= WHAT THE TASK REQUIRES =
Set down the material below word for word, excluding the pictures.

[Start]

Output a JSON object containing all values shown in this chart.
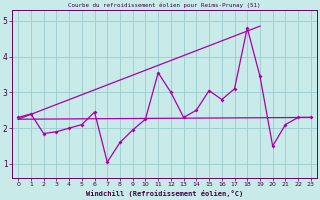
{
  "title": "Courbe du refroidissement éolien pour Reims-Prunay (51)",
  "xlabel": "Windchill (Refroidissement éolien,°C)",
  "bg_color": "#c8eae8",
  "line_color": "#aa00aa",
  "grid_color": "#99cccc",
  "axis_color": "#660066",
  "text_color": "#440044",
  "xlim": [
    -0.5,
    23.5
  ],
  "ylim": [
    0.6,
    5.3
  ],
  "xticks": [
    0,
    1,
    2,
    3,
    4,
    5,
    6,
    7,
    8,
    9,
    10,
    11,
    12,
    13,
    14,
    15,
    16,
    17,
    18,
    19,
    20,
    21,
    22,
    23
  ],
  "yticks": [
    1,
    2,
    3,
    4,
    5
  ],
  "series_zigzag": {
    "x": [
      0,
      1,
      2,
      3,
      4,
      5,
      6,
      7,
      8,
      9,
      10,
      11,
      12,
      13,
      14,
      15,
      16,
      17,
      18,
      19,
      20,
      21,
      22,
      23
    ],
    "y": [
      2.3,
      2.4,
      1.85,
      1.9,
      2.0,
      2.1,
      2.45,
      1.05,
      1.6,
      1.95,
      2.25,
      3.55,
      3.0,
      2.3,
      2.5,
      3.05,
      2.8,
      3.1,
      4.8,
      3.45,
      1.5,
      2.1,
      2.3,
      2.3
    ]
  },
  "series_smooth": {
    "x": [
      0,
      23
    ],
    "y": [
      2.25,
      2.3
    ]
  },
  "series_diagonal": {
    "x": [
      0,
      19
    ],
    "y": [
      2.25,
      4.85
    ]
  }
}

[End]

= FULL ANSWER =
Output a JSON object containing all values shown in this chart.
{
  "title": "Courbe du refroidissement éolien pour Reims-Prunay (51)",
  "xlabel": "Windchill (Refroidissement éolien,°C)",
  "bg_color": "#c8eae8",
  "line_color": "#aa00aa",
  "grid_color": "#99cccc",
  "axis_color": "#660066",
  "text_color": "#440044",
  "xlim": [
    -0.5,
    23.5
  ],
  "ylim": [
    0.6,
    5.3
  ],
  "xticks": [
    0,
    1,
    2,
    3,
    4,
    5,
    6,
    7,
    8,
    9,
    10,
    11,
    12,
    13,
    14,
    15,
    16,
    17,
    18,
    19,
    20,
    21,
    22,
    23
  ],
  "yticks": [
    1,
    2,
    3,
    4,
    5
  ],
  "series_zigzag": {
    "x": [
      0,
      1,
      2,
      3,
      4,
      5,
      6,
      7,
      8,
      9,
      10,
      11,
      12,
      13,
      14,
      15,
      16,
      17,
      18,
      19,
      20,
      21,
      22,
      23
    ],
    "y": [
      2.3,
      2.4,
      1.85,
      1.9,
      2.0,
      2.1,
      2.45,
      1.05,
      1.6,
      1.95,
      2.25,
      3.55,
      3.0,
      2.3,
      2.5,
      3.05,
      2.8,
      3.1,
      4.8,
      3.45,
      1.5,
      2.1,
      2.3,
      2.3
    ]
  },
  "series_smooth": {
    "x": [
      0,
      23
    ],
    "y": [
      2.25,
      2.3
    ]
  },
  "series_diagonal": {
    "x": [
      0,
      19
    ],
    "y": [
      2.25,
      4.85
    ]
  }
}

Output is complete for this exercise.